→ REQUIREMENT:
Scan the data that follows and count the lines with the string "video"; answer with the count alone.
=-=-=
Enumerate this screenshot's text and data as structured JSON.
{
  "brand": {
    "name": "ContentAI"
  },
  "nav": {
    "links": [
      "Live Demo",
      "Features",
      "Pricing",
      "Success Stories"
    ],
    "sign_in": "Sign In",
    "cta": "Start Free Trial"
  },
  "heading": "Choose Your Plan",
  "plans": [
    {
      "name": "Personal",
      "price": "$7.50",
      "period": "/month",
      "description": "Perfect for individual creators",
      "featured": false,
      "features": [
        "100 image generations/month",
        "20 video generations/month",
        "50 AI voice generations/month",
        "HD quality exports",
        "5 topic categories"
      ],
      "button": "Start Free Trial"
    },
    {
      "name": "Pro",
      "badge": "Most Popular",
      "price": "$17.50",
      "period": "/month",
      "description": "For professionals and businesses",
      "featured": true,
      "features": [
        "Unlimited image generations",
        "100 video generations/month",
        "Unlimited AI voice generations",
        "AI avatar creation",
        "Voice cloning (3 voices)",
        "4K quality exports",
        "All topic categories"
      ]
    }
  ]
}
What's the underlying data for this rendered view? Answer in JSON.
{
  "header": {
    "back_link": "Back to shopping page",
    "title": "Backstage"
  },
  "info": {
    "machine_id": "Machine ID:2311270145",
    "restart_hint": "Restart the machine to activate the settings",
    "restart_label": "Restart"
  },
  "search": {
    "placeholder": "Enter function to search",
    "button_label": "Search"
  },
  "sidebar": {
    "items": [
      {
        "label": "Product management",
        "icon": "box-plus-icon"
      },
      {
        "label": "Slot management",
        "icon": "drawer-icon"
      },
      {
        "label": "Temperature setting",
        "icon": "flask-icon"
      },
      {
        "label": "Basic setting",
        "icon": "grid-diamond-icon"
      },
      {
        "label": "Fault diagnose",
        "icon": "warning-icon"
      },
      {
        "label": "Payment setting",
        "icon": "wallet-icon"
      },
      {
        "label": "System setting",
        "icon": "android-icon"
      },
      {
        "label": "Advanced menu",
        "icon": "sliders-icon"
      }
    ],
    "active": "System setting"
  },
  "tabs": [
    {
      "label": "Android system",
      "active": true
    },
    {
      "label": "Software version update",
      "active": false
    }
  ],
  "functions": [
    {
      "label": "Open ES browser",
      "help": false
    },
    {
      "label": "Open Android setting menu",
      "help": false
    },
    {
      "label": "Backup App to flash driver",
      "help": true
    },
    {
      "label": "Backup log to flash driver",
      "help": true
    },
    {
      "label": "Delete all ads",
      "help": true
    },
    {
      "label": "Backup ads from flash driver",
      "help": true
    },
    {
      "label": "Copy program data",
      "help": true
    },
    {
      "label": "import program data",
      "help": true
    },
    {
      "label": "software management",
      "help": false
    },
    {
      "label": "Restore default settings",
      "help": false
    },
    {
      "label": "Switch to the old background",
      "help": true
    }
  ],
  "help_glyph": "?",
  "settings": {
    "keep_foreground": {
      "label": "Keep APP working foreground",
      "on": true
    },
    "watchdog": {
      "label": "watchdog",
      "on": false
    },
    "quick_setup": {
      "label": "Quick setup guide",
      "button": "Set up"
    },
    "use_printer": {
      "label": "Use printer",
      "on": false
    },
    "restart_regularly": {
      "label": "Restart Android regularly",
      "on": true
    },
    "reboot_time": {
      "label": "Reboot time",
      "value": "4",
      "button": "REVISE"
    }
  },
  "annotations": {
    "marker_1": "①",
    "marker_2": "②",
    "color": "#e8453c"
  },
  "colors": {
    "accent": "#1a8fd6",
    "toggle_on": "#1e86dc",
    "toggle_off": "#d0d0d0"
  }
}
=-=-=
→ EXERCISE ANSWER:
2